• Supplied information

* * * *

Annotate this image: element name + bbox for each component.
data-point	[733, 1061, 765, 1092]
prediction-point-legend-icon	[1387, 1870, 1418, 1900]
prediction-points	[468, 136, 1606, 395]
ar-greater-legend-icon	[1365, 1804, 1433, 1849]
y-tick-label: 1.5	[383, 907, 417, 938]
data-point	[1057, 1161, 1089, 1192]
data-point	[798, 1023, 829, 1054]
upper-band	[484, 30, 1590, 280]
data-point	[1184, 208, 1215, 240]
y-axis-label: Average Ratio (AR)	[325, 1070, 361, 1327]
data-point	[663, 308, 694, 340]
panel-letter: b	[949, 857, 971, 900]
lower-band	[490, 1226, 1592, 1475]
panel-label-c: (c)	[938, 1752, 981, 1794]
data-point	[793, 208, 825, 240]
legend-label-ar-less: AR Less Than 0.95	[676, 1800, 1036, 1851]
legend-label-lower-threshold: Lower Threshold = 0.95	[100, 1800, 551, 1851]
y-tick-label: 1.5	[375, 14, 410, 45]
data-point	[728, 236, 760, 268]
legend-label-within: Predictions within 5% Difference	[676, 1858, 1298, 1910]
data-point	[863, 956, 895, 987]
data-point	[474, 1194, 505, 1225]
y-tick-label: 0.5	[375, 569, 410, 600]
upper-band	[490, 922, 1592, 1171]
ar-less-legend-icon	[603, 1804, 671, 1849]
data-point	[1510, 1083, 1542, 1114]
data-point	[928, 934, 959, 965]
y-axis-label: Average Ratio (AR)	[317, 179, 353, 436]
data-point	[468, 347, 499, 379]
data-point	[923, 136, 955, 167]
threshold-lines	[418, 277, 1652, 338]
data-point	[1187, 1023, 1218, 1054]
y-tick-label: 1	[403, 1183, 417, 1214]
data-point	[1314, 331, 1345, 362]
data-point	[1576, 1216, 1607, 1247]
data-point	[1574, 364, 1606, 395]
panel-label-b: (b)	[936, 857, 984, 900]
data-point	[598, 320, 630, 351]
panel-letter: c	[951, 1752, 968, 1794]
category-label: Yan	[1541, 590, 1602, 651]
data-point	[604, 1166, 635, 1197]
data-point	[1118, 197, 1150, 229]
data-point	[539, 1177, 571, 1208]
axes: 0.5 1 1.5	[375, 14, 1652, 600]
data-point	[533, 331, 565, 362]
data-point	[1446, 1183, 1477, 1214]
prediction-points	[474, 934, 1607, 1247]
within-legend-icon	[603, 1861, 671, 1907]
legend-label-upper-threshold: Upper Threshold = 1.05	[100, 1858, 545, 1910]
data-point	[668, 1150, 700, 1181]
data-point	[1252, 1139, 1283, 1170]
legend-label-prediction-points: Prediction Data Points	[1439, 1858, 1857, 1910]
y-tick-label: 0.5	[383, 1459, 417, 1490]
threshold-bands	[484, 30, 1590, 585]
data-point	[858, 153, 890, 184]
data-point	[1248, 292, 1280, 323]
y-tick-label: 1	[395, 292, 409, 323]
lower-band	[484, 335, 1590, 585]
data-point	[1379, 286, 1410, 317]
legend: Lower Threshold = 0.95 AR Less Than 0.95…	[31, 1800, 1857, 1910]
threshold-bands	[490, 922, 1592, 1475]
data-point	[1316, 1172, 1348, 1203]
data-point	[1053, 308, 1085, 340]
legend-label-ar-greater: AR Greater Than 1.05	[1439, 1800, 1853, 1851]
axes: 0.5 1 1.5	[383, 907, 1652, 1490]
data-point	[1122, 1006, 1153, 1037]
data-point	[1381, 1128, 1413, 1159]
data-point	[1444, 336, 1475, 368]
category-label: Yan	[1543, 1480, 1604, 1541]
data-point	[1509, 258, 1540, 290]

* * * *

• Task
Reproduce the items word for word, from the very start through the line that contains "136, 955, 167]", including that line.

• Full response
Annotate this image: element name + bbox for each component.
data-point	[733, 1061, 765, 1092]
prediction-point-legend-icon	[1387, 1870, 1418, 1900]
prediction-points	[468, 136, 1606, 395]
ar-greater-legend-icon	[1365, 1804, 1433, 1849]
y-tick-label: 1.5	[383, 907, 417, 938]
data-point	[1057, 1161, 1089, 1192]
data-point	[798, 1023, 829, 1054]
upper-band	[484, 30, 1590, 280]
data-point	[1184, 208, 1215, 240]
y-axis-label: Average Ratio (AR)	[325, 1070, 361, 1327]
data-point	[663, 308, 694, 340]
panel-letter: b	[949, 857, 971, 900]
lower-band	[490, 1226, 1592, 1475]
panel-label-c: (c)	[938, 1752, 981, 1794]
data-point	[793, 208, 825, 240]
legend-label-ar-less: AR Less Than 0.95	[676, 1800, 1036, 1851]
legend-label-lower-threshold: Lower Threshold = 0.95	[100, 1800, 551, 1851]
y-tick-label: 1.5	[375, 14, 410, 45]
data-point	[728, 236, 760, 268]
legend-label-within: Predictions within 5% Difference	[676, 1858, 1298, 1910]
data-point	[863, 956, 895, 987]
data-point	[474, 1194, 505, 1225]
y-tick-label: 0.5	[375, 569, 410, 600]
upper-band	[490, 922, 1592, 1171]
ar-less-legend-icon	[603, 1804, 671, 1849]
data-point	[1510, 1083, 1542, 1114]
data-point	[928, 934, 959, 965]
y-axis-label: Average Ratio (AR)	[317, 179, 353, 436]
data-point	[468, 347, 499, 379]
data-point	[923, 136, 955, 167]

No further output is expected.